**WHAT IS EXPECTED**
Type out all the records word for word. Any pictures are to be left out.

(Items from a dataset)
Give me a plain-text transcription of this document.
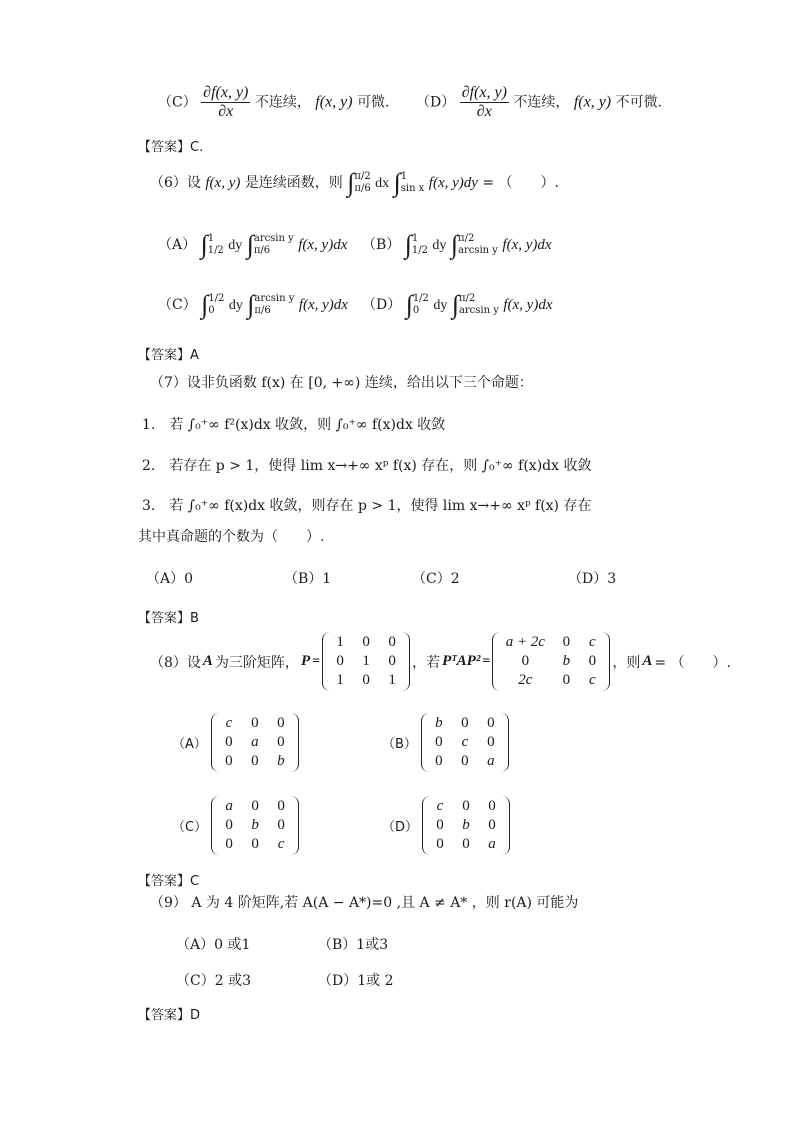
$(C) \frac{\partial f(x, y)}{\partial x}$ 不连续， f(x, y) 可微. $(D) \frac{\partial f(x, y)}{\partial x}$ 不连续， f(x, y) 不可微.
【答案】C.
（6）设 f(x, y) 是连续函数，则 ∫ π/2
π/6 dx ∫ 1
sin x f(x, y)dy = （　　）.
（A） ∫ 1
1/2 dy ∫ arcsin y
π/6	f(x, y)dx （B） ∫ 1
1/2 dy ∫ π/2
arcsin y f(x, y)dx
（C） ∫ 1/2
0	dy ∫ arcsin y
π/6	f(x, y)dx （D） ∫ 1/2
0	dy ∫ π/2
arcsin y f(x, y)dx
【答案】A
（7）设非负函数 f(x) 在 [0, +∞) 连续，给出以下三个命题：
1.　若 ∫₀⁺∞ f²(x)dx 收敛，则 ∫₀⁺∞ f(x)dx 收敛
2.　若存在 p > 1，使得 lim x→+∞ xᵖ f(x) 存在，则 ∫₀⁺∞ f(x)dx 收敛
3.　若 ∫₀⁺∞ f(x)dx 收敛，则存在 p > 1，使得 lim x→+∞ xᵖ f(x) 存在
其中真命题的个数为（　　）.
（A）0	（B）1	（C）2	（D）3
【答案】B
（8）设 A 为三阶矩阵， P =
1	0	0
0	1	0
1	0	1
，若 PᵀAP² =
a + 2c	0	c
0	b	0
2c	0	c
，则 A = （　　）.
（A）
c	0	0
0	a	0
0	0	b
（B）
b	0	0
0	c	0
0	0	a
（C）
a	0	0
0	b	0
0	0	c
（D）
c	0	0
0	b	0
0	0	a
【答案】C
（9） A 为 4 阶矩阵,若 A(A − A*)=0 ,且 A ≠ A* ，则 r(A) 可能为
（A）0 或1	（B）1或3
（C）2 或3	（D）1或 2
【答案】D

**WRITTEN REPLY**
Give me a plain-text transcription of this document.
$(C) \frac{\partial f(x, y)}{\partial x}$ 不连续， f(x, y) 可微. $(D) \frac{\partial f(x, y)}{\partial x}$ 不连续， f(x, y) 不可微.
【答案】C.
（6）设 f(x, y) 是连续函数，则 ∫ π/2
π/6 dx ∫ 1
sin x f(x, y)dy = （　　）.
（A） ∫ 1
1/2 dy ∫ arcsin y
π/6	f(x, y)dx （B） ∫ 1
1/2 dy ∫ π/2
arcsin y f(x, y)dx
（C） ∫ 1/2
0	dy ∫ arcsin y
π/6	f(x, y)dx （D） ∫ 1/2
0	dy ∫ π/2
arcsin y f(x, y)dx
【答案】A
（7）设非负函数 f(x) 在 [0, +∞) 连续，给出以下三个命题：
1.　若 ∫₀⁺∞ f²(x)dx 收敛，则 ∫₀⁺∞ f(x)dx 收敛
2.　若存在 p > 1，使得 lim x→+∞ xᵖ f(x) 存在，则 ∫₀⁺∞ f(x)dx 收敛
3.　若 ∫₀⁺∞ f(x)dx 收敛，则存在 p > 1，使得 lim x→+∞ xᵖ f(x) 存在
其中真命题的个数为（　　）.
（A）0	（B）1	（C）2	（D）3
【答案】B
（8）设 A 为三阶矩阵， P =
1	0	0
0	1	0
1	0	1
，若 PᵀAP² =
a + 2c	0	c
0	b	0
2c	0	c
，则 A = （　　）.
（A）
c	0	0
0	a	0
0	0	b
（B）
b	0	0
0	c	0
0	0	a
（C）
a	0	0
0	b	0
0	0	c
（D）
c	0	0
0	b	0
0	0	a
【答案】C
（9） A 为 4 阶矩阵,若 A(A − A*)=0 ,且 A ≠ A* ，则 r(A) 可能为
（A）0 或1	（B）1或3
（C）2 或3	（D）1或 2
【答案】D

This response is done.